Provided text:
#####

People think I’m crazy sometimes for trying to “do it all”. To be fair, I don’t do it all. No one can… or at least not the women of my generation. I’m inspired to do the things that other women did when I was growing up (and before). Not everything- I don’t want to live without the cell phone, never mind without modern washing machines, etc. I’ve been inspired by different women, for different reasons. Like my Nana…
My Nana, Violet Frances Striegel, was born in 1904. Her mother, Dorothy Von Lisk, married “unwisely” (she said he was a nasty drinker), later regretted her choice. She left her husband in St. Louis and returned to the family farm in Iowa after my Nana, her only child, was born. In those days, you didn’t have much of a choice. No woman wants to move back home with a baby, but it was just not okay to divorce. Four years later her estranged husband conveniantly died in an accident and made her an independent woman.
Grandma Striegel and my Nana went on a cruise through Alaska, where she met a fellow. My Nana wanted no part of a step-father, and her mother decided to say goodbye to the man, and continue on her way. They then bought up some land in the Ozarks and tried farming. This only lasted a few years, as they had one mishap after another. My Nana survived Typhoid Fever, after drinking tainted water. Her mom suspected there was foul play involved ( or fowl play- as in someone may have thrown a dead chicken in the well). The locals weren’t so happy with a single woman farming, and especially since they’d used her property for distillation (moonshine) purposes for a generation or two. My great grandmother was a teetotaler and godly woman, she chased them right out. Finally, when the locals burned their barn down they threw in the towel.

#####

Source information:
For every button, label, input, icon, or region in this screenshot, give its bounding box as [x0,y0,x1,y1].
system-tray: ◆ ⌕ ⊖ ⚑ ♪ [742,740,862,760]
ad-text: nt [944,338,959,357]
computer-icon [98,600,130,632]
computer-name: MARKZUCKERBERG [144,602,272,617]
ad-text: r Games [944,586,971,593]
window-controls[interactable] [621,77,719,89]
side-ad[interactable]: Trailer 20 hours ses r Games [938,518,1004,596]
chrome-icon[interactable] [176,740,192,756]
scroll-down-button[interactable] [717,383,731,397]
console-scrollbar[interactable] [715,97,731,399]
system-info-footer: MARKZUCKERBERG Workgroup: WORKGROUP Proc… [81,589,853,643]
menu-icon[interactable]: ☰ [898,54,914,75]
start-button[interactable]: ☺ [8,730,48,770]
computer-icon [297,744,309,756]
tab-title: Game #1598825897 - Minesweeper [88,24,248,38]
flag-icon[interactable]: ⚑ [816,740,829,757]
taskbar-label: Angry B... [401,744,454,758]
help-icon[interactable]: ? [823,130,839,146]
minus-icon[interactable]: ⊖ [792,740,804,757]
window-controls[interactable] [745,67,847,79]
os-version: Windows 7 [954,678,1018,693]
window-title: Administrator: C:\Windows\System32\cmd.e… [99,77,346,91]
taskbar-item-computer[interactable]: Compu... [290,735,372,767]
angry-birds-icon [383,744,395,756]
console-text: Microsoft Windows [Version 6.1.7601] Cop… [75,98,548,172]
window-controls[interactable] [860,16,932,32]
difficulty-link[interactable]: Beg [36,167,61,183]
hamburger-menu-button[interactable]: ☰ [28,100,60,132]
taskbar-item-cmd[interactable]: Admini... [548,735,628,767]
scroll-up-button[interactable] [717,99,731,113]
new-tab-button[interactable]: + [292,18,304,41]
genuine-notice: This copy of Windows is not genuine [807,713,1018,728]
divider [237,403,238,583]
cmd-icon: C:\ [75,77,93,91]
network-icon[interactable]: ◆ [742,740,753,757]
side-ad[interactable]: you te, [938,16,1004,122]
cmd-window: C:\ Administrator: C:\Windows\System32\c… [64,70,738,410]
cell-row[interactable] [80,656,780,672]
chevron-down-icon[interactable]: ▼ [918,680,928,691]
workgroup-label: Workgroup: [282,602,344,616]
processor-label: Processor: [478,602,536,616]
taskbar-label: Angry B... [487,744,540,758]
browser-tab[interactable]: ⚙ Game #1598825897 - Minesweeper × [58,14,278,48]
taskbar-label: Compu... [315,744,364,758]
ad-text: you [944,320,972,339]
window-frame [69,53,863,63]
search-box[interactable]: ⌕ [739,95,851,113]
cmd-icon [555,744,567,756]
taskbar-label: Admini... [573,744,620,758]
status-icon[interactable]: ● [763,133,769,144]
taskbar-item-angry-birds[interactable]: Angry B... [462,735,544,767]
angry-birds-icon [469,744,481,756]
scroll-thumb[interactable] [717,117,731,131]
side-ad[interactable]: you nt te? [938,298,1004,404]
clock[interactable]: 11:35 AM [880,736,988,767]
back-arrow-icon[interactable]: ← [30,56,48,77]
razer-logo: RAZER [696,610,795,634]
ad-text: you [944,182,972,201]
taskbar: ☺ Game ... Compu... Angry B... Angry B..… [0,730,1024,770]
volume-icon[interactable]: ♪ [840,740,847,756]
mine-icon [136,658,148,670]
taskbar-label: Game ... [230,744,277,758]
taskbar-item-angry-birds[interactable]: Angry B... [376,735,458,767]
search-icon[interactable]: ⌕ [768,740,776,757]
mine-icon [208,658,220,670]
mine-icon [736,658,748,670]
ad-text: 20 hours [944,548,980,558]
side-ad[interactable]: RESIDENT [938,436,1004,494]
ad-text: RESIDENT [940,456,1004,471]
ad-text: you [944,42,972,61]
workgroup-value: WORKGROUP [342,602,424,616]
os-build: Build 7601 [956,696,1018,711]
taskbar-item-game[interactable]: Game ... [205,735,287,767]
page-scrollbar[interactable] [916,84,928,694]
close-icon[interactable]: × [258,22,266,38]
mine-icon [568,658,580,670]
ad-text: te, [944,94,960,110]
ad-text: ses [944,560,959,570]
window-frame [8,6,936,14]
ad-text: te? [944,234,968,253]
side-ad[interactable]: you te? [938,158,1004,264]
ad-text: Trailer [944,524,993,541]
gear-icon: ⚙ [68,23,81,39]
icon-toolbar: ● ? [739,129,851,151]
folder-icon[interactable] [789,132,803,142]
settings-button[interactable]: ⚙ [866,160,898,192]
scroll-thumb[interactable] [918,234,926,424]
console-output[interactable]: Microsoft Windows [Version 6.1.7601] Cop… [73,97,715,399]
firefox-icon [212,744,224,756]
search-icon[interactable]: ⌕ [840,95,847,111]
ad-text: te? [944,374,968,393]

#####

Instructions:
1) In the passage about Nana, rewrite everything from "Grandma Striegel and" down to "in the towel.", changing "barn" to "farmhouse".
2) Answer these from the passage about Nana:
(a) In what year was Nana born?
(b) Where did Nana's mother go after leaving her husband in St. Louis?
(c) What illness did Nana survive after drinking tainted water?

Numbered responses:
1)
Grandma Striegel and my Nana went on a cruise through Alaska, where she met a fellow. My Nana wanted no part of a step-father, and her mother decided to say goodbye to the man, and continue on her way. They then bought up some land in the Ozarks and tried farming. This only lasted a few years, as they had one mishap after another. My Nana survived Typhoid Fever, after drinking tainted water. Her mom suspected there was foul play involved ( or fowl play- as in someone may have thrown a dead chicken in the well). The locals weren’t so happy with a single woman farming, and especially since they’d used her property for distillation (moonshine) purposes for a generation or two. My great grandmother was a teetotaler and godly woman, she chased them right out. Finally, when the locals burned their farmhouse down they threw in the towel.

2)
(a) 1904
(b) The family farm in Iowa
(c) Typhoid Fever